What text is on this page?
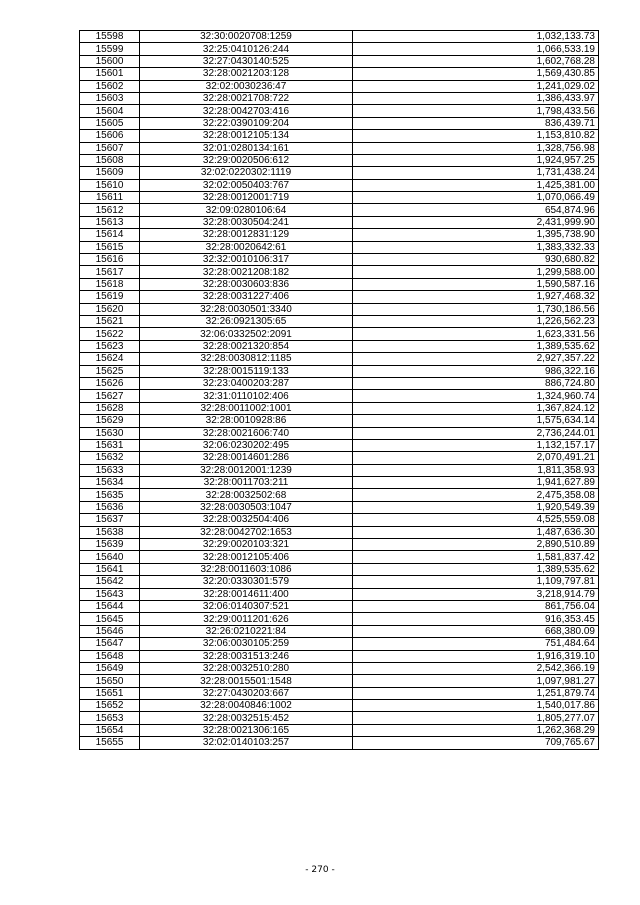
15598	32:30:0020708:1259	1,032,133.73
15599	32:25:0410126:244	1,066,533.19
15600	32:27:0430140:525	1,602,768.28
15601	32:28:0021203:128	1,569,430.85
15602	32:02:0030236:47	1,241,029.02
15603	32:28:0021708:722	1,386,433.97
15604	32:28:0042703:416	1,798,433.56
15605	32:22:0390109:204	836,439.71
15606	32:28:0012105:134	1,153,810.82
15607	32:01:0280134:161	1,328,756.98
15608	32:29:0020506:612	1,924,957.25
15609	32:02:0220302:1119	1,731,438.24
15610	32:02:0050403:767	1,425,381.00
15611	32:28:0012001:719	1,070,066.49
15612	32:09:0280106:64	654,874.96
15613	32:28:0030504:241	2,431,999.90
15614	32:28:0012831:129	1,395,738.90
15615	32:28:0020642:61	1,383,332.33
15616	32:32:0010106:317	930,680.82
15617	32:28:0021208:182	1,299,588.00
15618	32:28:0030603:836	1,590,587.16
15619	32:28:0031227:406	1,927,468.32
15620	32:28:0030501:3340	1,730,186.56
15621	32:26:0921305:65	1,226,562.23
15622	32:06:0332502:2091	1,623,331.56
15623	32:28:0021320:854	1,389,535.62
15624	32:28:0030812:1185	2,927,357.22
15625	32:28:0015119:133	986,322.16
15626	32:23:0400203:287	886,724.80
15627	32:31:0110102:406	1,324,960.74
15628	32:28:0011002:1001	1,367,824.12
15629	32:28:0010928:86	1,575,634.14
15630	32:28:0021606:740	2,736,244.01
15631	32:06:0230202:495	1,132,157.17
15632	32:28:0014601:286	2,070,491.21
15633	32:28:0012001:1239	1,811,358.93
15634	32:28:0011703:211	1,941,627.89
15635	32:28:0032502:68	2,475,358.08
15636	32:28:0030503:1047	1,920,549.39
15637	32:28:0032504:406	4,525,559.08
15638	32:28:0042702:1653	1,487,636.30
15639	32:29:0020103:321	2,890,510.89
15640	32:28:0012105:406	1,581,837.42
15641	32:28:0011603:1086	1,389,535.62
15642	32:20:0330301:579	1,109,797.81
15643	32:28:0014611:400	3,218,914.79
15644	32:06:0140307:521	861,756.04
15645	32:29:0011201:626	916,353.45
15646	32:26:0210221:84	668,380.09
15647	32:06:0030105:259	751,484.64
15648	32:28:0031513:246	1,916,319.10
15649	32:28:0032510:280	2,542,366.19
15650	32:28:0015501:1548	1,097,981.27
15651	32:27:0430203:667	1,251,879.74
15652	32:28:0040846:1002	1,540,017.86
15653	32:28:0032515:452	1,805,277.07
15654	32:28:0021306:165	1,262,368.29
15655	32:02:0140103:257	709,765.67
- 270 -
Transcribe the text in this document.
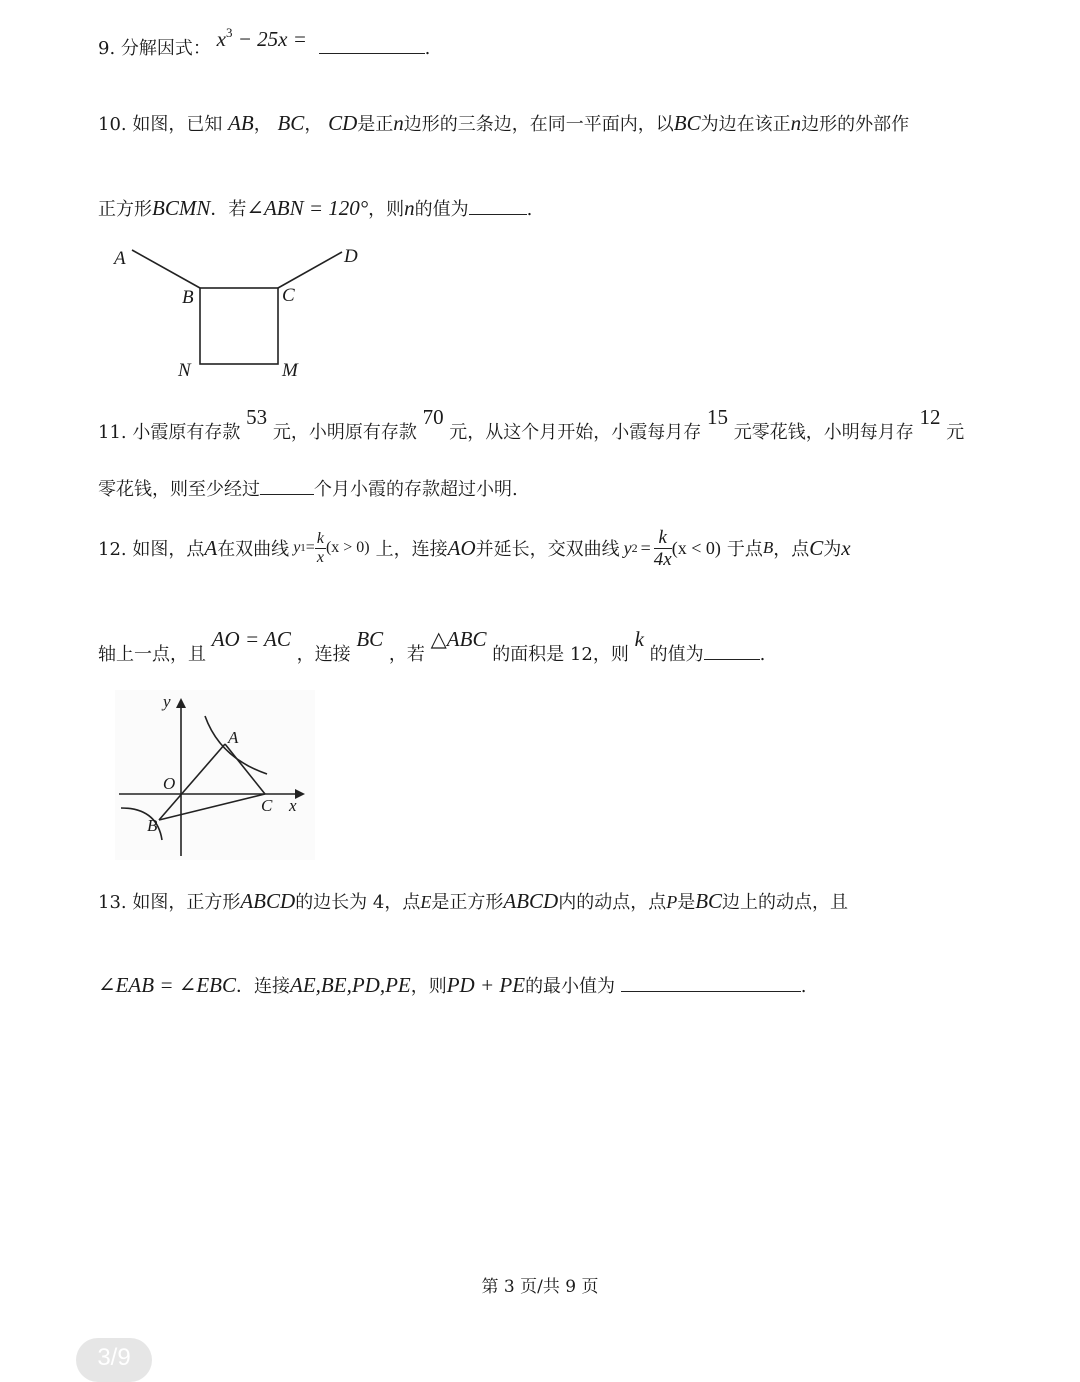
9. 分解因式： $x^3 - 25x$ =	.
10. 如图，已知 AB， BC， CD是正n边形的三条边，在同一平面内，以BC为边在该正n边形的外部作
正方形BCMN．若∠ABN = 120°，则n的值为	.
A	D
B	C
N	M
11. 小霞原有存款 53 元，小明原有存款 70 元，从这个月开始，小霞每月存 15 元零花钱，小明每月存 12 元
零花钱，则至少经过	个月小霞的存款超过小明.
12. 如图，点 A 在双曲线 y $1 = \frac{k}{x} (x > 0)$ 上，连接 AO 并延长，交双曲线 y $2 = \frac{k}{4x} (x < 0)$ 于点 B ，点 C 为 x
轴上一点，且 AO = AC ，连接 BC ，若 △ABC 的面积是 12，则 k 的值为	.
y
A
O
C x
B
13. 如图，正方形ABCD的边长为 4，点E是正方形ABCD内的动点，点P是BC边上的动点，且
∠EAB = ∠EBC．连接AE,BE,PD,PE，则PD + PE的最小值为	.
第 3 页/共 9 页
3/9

Given instruction: Each line from the one that contains "Transcribe the text in this document." to the end of the listing must be quoted exactly; no other line and no picture belongs in the copy.

Response:
Transcribe the text in this document.
9. 分解因式： $x^3 - 25x$ =	.
10. 如图，已知 AB， BC， CD是正n边形的三条边，在同一平面内，以BC为边在该正n边形的外部作
正方形BCMN．若∠ABN = 120°，则n的值为	.
A	D
B	C
N	M
11. 小霞原有存款 53 元，小明原有存款 70 元，从这个月开始，小霞每月存 15 元零花钱，小明每月存 12 元
零花钱，则至少经过	个月小霞的存款超过小明.
12. 如图，点 A 在双曲线 y $1 = \frac{k}{x} (x > 0)$ 上，连接 AO 并延长，交双曲线 y $2 = \frac{k}{4x} (x < 0)$ 于点 B ，点 C 为 x
轴上一点，且 AO = AC ，连接 BC ，若 △ABC 的面积是 12，则 k 的值为	.
y
A
O
C x
B
13. 如图，正方形ABCD的边长为 4，点E是正方形ABCD内的动点，点P是BC边上的动点，且
∠EAB = ∠EBC．连接AE,BE,PD,PE，则PD + PE的最小值为	.
第 3 页/共 9 页
3/9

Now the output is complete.